━━━ PROVIDED RECORDS
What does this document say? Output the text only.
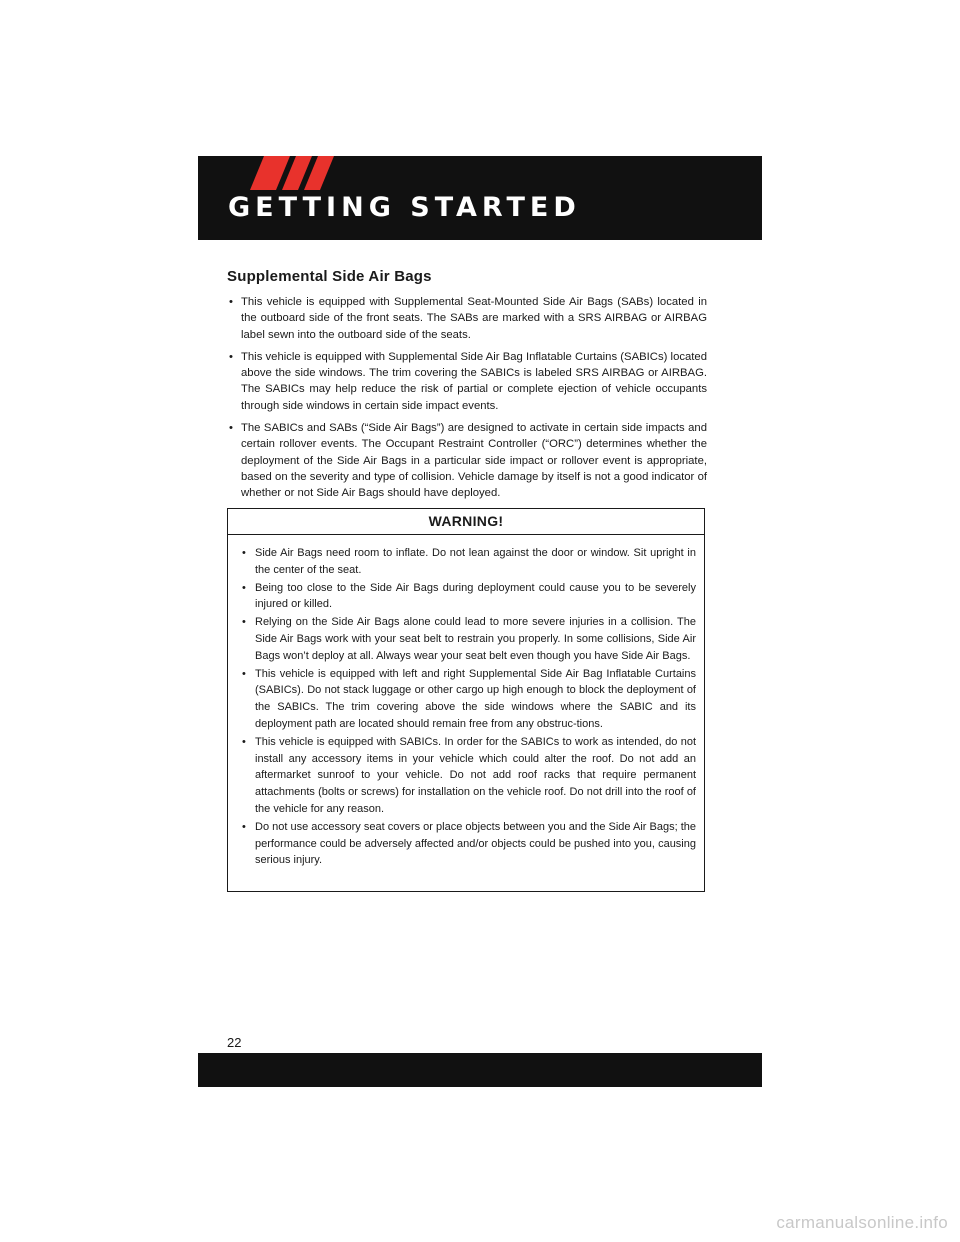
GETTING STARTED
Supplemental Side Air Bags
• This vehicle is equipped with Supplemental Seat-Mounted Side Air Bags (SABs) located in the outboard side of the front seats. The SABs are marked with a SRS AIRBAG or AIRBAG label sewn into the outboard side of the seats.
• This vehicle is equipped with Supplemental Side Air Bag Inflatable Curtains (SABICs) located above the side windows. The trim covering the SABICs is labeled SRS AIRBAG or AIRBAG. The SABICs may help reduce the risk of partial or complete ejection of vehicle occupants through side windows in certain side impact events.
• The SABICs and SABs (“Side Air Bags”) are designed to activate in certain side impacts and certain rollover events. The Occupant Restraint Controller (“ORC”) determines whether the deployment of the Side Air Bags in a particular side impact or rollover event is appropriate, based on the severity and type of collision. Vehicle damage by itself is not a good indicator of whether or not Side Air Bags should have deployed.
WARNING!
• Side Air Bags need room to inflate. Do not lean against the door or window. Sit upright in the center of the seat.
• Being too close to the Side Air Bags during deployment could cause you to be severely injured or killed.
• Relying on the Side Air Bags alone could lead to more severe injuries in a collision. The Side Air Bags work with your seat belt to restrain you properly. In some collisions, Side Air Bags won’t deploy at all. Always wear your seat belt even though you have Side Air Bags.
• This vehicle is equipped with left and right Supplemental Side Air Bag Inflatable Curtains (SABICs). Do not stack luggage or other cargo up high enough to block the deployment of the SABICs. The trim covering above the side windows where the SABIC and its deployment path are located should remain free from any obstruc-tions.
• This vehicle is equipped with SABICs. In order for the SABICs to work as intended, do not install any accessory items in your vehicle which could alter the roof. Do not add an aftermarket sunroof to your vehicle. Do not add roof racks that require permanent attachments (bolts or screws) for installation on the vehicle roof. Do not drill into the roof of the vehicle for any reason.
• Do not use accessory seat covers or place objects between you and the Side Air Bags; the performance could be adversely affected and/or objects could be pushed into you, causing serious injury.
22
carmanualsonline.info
━━━━━━
━━━ PROVIDED RECORDS
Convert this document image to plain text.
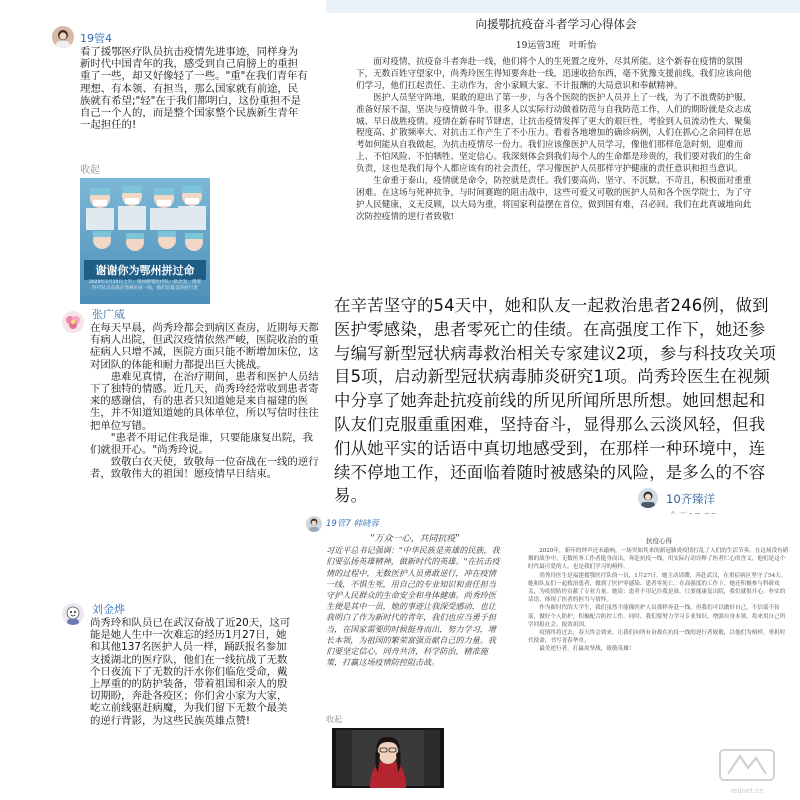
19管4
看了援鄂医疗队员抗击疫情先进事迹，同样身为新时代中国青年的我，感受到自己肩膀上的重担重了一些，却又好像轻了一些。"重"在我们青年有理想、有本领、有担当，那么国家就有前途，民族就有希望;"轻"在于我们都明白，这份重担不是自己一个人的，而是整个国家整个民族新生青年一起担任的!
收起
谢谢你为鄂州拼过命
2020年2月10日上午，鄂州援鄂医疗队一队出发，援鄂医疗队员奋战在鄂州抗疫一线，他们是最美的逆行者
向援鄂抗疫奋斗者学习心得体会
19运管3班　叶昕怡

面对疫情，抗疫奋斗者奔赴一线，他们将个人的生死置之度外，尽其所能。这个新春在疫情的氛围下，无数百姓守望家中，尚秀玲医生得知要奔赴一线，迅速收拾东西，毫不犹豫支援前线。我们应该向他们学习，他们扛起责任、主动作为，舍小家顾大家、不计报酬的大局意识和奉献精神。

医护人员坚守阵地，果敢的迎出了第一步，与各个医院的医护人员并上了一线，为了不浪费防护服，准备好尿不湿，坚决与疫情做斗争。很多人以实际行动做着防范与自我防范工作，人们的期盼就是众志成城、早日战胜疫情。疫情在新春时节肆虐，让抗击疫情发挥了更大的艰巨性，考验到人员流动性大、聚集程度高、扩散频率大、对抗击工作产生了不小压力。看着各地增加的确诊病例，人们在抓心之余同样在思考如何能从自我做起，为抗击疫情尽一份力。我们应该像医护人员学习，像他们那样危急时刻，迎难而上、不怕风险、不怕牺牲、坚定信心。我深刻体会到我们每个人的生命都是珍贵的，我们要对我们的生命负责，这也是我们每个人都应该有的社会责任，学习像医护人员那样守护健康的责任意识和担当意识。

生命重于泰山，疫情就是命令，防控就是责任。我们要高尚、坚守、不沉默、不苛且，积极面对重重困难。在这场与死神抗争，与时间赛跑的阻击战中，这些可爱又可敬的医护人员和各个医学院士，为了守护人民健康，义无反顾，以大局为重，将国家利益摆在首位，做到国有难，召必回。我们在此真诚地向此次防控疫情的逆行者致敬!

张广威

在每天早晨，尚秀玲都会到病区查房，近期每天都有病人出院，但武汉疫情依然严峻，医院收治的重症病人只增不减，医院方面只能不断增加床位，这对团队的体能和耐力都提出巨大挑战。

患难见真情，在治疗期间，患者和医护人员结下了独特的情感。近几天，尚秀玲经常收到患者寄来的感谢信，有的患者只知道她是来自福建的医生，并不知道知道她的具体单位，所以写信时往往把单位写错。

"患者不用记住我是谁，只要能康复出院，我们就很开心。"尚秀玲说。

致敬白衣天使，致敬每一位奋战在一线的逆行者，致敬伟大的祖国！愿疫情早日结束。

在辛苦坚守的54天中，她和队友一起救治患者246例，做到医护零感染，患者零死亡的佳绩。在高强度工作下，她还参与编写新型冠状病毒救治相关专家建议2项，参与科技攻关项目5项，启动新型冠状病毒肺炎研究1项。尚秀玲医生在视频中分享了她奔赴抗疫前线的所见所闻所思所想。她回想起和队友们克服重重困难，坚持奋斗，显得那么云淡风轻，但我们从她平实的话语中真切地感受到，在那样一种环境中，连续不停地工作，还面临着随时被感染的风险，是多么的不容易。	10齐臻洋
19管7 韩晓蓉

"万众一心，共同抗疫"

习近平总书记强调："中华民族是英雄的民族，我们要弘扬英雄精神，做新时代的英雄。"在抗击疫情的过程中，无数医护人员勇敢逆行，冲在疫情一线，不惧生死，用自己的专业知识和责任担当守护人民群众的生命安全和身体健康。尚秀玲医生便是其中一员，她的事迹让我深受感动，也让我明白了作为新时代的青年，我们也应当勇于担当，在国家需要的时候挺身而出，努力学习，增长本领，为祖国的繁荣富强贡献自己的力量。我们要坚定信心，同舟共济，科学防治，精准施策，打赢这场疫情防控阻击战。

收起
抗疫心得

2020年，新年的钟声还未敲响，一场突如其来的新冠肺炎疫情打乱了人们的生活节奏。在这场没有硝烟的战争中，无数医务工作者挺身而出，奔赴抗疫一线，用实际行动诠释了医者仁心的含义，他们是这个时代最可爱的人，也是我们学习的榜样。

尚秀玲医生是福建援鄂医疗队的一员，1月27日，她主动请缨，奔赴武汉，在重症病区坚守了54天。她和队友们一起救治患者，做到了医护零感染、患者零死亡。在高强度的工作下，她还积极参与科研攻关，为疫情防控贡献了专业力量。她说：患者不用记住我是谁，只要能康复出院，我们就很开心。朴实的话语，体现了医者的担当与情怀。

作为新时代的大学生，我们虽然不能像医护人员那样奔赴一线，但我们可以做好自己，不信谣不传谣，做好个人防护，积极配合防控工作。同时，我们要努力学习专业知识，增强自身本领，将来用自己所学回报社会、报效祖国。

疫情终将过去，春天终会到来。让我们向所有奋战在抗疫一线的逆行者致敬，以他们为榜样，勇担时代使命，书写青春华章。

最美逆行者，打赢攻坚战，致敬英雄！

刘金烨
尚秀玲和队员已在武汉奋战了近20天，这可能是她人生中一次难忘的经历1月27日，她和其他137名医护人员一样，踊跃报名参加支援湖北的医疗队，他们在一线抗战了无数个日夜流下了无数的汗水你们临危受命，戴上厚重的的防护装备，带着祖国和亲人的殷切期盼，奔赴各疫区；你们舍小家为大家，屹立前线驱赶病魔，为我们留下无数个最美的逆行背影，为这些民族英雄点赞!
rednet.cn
━━━━━━
━━━ PROVIDED RECORDS
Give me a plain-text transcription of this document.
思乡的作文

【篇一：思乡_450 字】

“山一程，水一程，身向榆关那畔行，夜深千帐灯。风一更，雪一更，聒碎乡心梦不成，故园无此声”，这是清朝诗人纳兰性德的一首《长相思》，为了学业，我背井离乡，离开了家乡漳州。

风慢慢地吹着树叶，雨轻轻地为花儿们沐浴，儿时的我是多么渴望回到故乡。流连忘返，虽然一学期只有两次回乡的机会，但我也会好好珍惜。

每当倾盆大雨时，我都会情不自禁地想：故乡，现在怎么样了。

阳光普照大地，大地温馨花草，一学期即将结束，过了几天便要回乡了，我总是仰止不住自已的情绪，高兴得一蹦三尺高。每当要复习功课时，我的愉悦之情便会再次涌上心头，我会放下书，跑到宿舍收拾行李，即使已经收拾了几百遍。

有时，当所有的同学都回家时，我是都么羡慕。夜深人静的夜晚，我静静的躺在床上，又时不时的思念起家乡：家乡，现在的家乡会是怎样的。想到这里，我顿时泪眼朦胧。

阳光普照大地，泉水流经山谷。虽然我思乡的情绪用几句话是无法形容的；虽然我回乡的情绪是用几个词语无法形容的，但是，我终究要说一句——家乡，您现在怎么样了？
━━━━━━
**WHAT TO PRODUCE:**
Pull every line containing the word "located" out of the material and copy it.

**SOLVED EXERCISE:**
• This vehicle is equipped with Supplemental Seat-Mounted Side Air Bags (SABs) located in the outboard side of the front seats. The SABs are marked with a SRS AIRBAG or AIRBAG label sewn into the outboard side of the seats.
• This vehicle is equipped with Supplemental Side Air Bag Inflatable Curtains (SABICs) located above the side windows. The trim covering the SABICs is labeled SRS AIRBAG or AIRBAG. The SABICs may help reduce the risk of partial or complete ejection of vehicle occupants through side windows in certain side impact events.
• This vehicle is equipped with left and right Supplemental Side Air Bag Inflatable Curtains (SABICs). Do not stack luggage or other cargo up high enough to block the deployment of the SABICs. The trim covering above the side windows where the SABIC and its deployment path are located should remain free from any obstruc-tions.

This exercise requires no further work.